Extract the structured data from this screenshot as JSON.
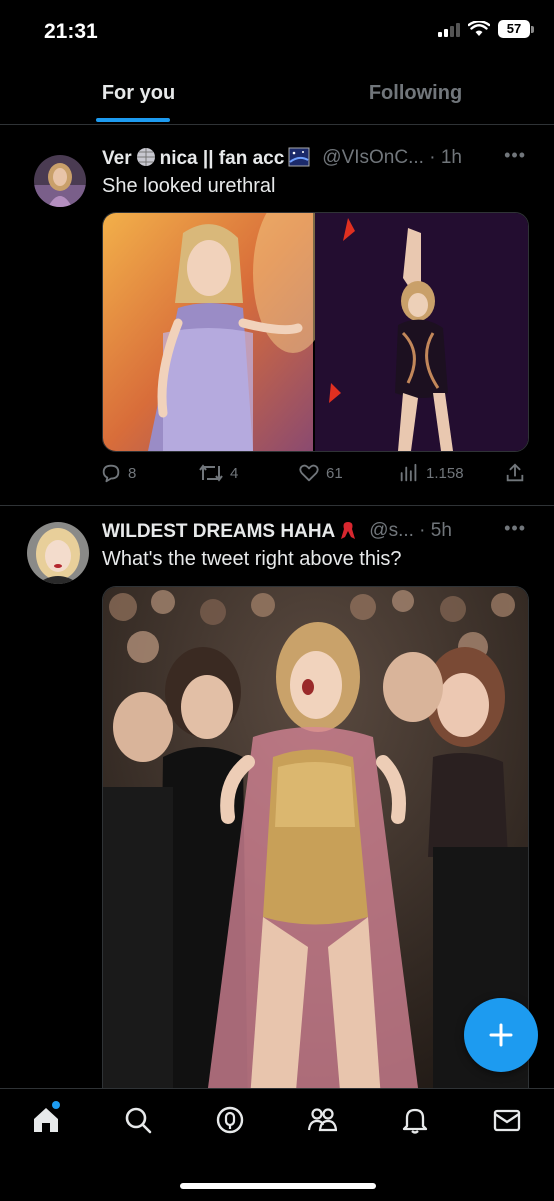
{
  "status_bar": {
    "time": "21:31",
    "battery": "57",
    "icons": [
      "signal-icon",
      "wifi-icon",
      "battery-icon"
    ]
  },
  "tabs": [
    {
      "label": "For you",
      "active": true
    },
    {
      "label": "Following",
      "active": false
    }
  ],
  "tweets": [
    {
      "display_name_part1": "Ver",
      "display_name_part2": "nica || fan acc",
      "name_emojis": [
        "disco-ball-emoji",
        "starry-night-emoji"
      ],
      "handle": "@VIsOnC...",
      "time_sep": " · ",
      "time": "1h",
      "text": "She looked urethral",
      "media": [
        "concert-photo-sequin-dress",
        "concert-photo-dark-stage"
      ],
      "stats": {
        "replies": "8",
        "retweets": "4",
        "likes": "61",
        "views": "1.158"
      }
    },
    {
      "display_name": "WILDEST DREAMS HAHA",
      "name_emojis": [
        "ribbon-emoji"
      ],
      "handle": "@s...",
      "time_sep": " · ",
      "time": "5h",
      "text": "What's the tweet right above this?",
      "media": [
        "crowd-photo-gold-dress"
      ]
    }
  ],
  "nav": {
    "items": [
      "home-icon",
      "search-icon",
      "spaces-icon",
      "communities-icon",
      "notifications-icon",
      "messages-icon"
    ],
    "home_has_badge": true
  },
  "colors": {
    "accent": "#1d9bf0",
    "background": "#000000",
    "text": "#e7e9ea",
    "muted": "#71767b",
    "border": "#2f3336"
  }
}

##########

• [GIVEN TASK] Show every line that contains the word "this".

• [CORRECT ANSWER]
Extract the structured data from this screenshot as JSON.
      "text": "What's the tweet right above this?",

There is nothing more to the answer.